→ Records from a dataset:
——
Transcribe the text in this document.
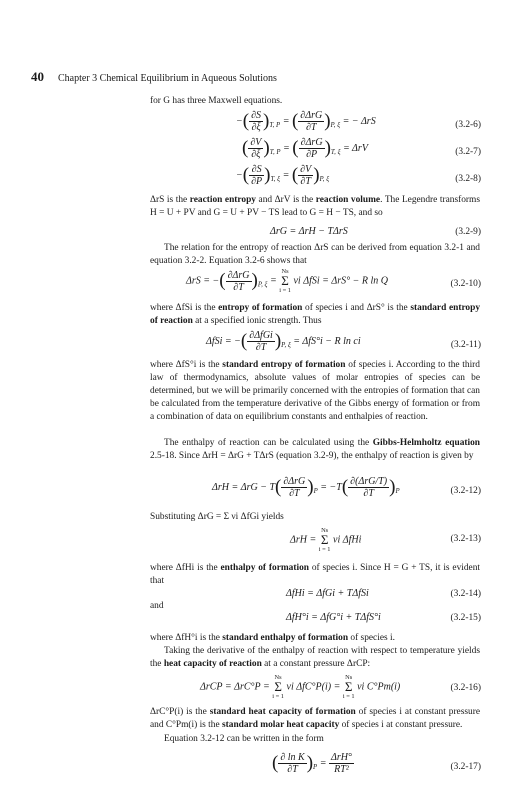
40 Chapter 3 Chemical Equilibrium in Aqueous Solutions
for G has three Maxwell equations.
−( $\frac{\partial S}{\partial\xi} )_{T, P}$ = ( $\frac{\text{∂ΔrG}}{\partial T} )_{P, \xi}$ = − ΔrS	(3.2-6)
( $\frac{\partial V}{\partial\xi} )_{T, P}$ = ( $\frac{\text{∂ΔrG}}{\partial P} )_{T, \xi} = \Delta rV$	(3.2-7)
−( $\frac{\partial S}{\partial P} )_{T, \xi}$ = ( $\frac{\partial V}{\partial T} )_{P, \xi}$	(3.2-8)
ΔrS is the reaction entropy and ΔrV is the reaction volume. The Legendre transforms H = U + PV and G = U + PV − TS lead to G = H − TS, and so
ΔrG = ΔrH − TΔrS	(3.2-9)
The relation for the entropy of reaction ΔrS can be derived from equation 3.2-1 and equation 3.2-2. Equation 3.2-6 shows that
ΔrS = −( $\frac{\text{∂ΔrG}}{\partial T} )_{P, \xi}$ =
Ns
Σ
i = 1
νi ΔfSi = ΔrS° − R ln Q	(3.2-10)
where ΔfSi is the entropy of formation of species i and ΔrS° is the standard entropy of reaction at a specified ionic strength. Thus
ΔfSi = −( $\frac{\text{∂ΔfGi}}{\partial T} )_{P, \xi} = \Delta fS^\circ i - R$ ln ci	(3.2-11)
where ΔfS°i is the standard entropy of formation of species i. According to the third law of thermodynamics, absolute values of molar entropies of species can be determined, but we will be primarily concerned with the entropies of formation that can be calculated from the temperature derivative of the Gibbs energy of formation or from a combination of data on equilibrium constants and enthalpies of reaction.
The enthalpy of reaction can be calculated using the Gibbs-Helmholtz equation 2.5-18. Since ΔrH = ΔrG + TΔrS (equation 3.2-9), the enthalpy of reaction is given by
$\Delta rH = \Delta rG - T( \frac{\text{∂ΔrG}}{\partial T} )_P = -T( \frac{\text{∂(ΔrG/T)}}{\partial T} )_P$	(3.2-12)
Substituting ΔrG = Σ νi ΔfGi yields
ΔrH =
Ns
Σ
i = 1
νi ΔfHi	(3.2-13)
where ΔfHi is the enthalpy of formation of species i. Since H = G + TS, it is evident that
ΔfHi = ΔfGi + TΔfSi	(3.2-14)
and
ΔfH°i = ΔfG°i + TΔfS°i	(3.2-15)
where ΔfH°i is the standard enthalpy of formation of species i.
Taking the derivative of the enthalpy of reaction with respect to temperature yields the heat capacity of reaction at a constant pressure ΔrCP:
ΔrCP = ΔrC°P =
Ns
Σ
i = 1
νi ΔfC°P(i) =
Ns
Σ
i = 1
νi C°Pm(i)	(3.2-16)
ΔrC°P(i) is the standard heat capacity of formation of species i at constant pressure and C°Pm(i) is the standard molar heat capacity of species i at constant pressure.
Equation 3.2-12 can be written in the form
( $\frac{\text{∂ ln K}}{\partial T} )_P = \frac{\text{ΔrH°}}{\text{RT²}}$	(3.2-17)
——
→ SET TASK: Report only how many lines of the listing hold the word "ΔfGi".

→ RESPONSE TO THIS TASK: 3